■ **AIM**
Show all lines holding the string "subtitle".

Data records

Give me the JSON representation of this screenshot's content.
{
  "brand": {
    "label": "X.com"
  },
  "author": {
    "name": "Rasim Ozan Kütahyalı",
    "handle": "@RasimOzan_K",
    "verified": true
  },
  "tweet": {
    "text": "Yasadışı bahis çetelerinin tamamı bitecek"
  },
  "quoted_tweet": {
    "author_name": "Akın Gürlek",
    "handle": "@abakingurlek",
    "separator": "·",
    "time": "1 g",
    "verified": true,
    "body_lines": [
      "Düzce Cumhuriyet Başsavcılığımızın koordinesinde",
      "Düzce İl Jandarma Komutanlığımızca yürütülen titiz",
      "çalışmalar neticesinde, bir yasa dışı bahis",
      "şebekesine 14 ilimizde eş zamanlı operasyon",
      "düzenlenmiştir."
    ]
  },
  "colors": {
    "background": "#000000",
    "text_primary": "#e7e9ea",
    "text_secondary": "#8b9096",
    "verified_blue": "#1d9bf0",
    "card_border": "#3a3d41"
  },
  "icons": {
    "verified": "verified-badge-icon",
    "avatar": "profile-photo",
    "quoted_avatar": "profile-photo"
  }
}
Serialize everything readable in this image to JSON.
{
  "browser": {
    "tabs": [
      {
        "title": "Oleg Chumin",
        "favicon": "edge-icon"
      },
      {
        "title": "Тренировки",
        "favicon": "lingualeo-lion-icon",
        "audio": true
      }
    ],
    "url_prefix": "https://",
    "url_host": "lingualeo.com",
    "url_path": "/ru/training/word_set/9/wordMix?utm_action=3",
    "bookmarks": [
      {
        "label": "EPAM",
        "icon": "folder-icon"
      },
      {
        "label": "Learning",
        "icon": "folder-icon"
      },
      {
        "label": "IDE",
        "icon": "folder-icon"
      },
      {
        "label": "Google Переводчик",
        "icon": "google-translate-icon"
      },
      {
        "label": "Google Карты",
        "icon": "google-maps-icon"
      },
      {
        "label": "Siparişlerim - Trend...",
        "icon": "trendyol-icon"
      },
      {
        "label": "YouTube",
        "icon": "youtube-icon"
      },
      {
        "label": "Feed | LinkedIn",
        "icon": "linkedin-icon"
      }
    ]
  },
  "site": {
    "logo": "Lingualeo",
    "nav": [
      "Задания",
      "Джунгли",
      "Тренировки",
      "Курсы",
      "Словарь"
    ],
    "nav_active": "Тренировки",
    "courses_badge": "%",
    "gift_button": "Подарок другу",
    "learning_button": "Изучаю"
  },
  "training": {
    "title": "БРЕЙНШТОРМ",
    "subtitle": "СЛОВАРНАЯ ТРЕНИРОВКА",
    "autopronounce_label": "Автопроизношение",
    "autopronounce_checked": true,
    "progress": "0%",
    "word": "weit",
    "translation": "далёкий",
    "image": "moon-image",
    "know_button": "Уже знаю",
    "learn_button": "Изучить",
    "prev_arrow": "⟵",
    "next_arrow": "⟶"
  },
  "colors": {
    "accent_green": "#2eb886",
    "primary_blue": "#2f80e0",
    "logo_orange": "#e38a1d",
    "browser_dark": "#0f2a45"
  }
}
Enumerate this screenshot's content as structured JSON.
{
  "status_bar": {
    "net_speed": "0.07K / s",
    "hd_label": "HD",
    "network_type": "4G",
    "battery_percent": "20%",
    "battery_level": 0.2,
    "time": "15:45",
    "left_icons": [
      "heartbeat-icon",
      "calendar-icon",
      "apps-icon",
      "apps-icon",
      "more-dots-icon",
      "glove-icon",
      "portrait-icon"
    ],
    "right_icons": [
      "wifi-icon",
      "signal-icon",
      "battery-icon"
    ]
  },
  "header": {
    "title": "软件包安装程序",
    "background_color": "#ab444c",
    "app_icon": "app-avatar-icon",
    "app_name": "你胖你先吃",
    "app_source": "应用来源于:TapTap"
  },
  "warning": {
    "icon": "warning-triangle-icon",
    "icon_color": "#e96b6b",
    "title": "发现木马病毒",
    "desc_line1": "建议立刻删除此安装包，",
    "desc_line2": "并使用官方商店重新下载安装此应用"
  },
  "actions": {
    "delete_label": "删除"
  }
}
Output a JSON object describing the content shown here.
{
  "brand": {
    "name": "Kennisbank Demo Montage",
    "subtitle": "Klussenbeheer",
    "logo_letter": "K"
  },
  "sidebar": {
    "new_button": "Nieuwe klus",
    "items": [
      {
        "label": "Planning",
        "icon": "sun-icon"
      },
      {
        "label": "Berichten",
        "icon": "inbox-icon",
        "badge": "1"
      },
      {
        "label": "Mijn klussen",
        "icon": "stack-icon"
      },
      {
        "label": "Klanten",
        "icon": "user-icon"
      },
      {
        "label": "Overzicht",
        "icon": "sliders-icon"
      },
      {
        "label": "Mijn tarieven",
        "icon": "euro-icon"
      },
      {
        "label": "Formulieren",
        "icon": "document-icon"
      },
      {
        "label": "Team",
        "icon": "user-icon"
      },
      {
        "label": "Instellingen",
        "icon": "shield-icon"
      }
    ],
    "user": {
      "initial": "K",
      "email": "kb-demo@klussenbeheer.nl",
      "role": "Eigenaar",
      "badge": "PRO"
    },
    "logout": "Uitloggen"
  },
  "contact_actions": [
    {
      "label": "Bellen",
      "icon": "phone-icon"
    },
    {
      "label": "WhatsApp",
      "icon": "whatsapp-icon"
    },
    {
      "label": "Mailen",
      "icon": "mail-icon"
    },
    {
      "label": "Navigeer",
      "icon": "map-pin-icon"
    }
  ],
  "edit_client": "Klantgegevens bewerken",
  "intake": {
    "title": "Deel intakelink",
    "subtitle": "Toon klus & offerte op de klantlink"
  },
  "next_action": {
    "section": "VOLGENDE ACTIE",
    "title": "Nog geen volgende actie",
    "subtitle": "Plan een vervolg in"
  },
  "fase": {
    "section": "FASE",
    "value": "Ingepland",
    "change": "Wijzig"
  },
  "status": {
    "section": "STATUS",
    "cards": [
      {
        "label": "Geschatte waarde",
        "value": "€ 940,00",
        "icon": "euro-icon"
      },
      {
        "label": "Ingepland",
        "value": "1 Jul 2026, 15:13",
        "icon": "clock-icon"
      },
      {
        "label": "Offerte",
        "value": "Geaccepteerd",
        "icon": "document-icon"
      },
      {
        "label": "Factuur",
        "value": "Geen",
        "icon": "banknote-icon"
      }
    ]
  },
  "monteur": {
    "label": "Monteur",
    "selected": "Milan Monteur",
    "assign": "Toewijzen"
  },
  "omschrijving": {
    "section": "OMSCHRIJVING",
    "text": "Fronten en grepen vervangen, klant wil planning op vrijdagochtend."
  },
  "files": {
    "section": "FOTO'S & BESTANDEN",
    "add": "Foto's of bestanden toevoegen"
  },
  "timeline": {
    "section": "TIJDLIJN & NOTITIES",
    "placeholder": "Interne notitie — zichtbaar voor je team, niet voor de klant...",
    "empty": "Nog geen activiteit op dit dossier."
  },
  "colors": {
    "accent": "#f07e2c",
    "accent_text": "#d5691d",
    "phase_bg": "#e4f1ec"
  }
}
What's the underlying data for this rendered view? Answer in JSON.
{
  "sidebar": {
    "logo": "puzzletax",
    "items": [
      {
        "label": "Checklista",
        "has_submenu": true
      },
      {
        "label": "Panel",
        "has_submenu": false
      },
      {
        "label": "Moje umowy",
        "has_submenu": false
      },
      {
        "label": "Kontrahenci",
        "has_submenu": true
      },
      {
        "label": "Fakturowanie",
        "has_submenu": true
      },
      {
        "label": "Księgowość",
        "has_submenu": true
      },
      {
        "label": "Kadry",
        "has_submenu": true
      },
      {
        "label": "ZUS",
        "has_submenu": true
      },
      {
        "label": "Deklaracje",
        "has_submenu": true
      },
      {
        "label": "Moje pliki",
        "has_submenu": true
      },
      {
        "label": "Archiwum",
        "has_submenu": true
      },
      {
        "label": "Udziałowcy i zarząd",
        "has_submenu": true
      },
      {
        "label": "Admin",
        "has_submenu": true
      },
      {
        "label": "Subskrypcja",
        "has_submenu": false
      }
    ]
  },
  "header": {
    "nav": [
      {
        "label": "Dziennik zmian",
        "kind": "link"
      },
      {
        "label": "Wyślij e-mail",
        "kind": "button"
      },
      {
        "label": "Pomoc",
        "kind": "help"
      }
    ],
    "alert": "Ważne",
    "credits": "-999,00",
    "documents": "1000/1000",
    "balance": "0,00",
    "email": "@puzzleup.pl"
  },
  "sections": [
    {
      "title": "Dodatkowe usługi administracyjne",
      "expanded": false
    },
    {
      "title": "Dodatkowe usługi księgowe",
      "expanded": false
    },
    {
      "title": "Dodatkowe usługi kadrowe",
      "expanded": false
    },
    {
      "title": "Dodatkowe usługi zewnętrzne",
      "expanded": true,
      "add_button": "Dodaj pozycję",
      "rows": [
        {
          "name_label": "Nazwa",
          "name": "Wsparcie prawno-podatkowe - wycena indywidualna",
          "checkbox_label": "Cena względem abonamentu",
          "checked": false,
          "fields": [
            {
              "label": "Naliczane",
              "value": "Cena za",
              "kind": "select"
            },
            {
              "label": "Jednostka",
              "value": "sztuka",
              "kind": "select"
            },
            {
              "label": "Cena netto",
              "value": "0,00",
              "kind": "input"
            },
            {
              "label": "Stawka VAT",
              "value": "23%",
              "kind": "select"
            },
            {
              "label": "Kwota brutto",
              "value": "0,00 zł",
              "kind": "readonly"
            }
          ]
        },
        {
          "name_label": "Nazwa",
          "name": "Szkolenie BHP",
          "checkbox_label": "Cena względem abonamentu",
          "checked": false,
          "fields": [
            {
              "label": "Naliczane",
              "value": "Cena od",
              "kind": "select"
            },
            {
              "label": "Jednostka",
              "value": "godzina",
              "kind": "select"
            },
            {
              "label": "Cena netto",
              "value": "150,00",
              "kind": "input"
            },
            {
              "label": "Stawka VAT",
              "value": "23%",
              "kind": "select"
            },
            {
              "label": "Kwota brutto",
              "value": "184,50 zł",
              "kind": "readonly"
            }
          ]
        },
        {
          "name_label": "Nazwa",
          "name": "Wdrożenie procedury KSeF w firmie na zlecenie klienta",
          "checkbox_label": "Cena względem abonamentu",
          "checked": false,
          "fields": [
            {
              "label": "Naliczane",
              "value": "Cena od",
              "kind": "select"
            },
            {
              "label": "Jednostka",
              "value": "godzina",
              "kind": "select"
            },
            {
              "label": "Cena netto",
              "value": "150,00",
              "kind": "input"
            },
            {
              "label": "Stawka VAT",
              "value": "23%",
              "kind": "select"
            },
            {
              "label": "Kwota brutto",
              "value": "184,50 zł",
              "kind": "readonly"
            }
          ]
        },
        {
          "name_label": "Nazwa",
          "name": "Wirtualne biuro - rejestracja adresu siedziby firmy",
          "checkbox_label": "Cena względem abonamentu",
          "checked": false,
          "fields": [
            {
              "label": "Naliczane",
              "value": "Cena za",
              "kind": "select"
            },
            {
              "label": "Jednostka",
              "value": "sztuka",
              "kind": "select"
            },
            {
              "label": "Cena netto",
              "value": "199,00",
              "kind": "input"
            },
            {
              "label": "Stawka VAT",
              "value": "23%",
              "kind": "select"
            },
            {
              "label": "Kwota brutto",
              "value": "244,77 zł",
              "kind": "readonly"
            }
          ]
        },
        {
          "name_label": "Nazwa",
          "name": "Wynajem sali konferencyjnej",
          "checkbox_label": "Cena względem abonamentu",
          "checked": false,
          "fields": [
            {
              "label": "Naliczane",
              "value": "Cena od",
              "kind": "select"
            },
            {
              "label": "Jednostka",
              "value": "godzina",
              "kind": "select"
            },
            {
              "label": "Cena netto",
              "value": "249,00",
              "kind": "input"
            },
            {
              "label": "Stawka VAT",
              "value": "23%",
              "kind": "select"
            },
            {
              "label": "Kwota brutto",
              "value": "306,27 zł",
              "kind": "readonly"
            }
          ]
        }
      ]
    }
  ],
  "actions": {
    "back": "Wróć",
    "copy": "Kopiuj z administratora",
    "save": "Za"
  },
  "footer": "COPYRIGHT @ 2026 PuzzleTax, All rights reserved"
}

■ **WRITTEN SOLUTION**
    "subtitle": "СЛОВАРНАЯ ТРЕНИРОВКА",
    "subtitle": "Klussenbeheer",
    "subtitle": "Toon klus & offerte op de klantlink"
    "subtitle": "Plan een vervolg in"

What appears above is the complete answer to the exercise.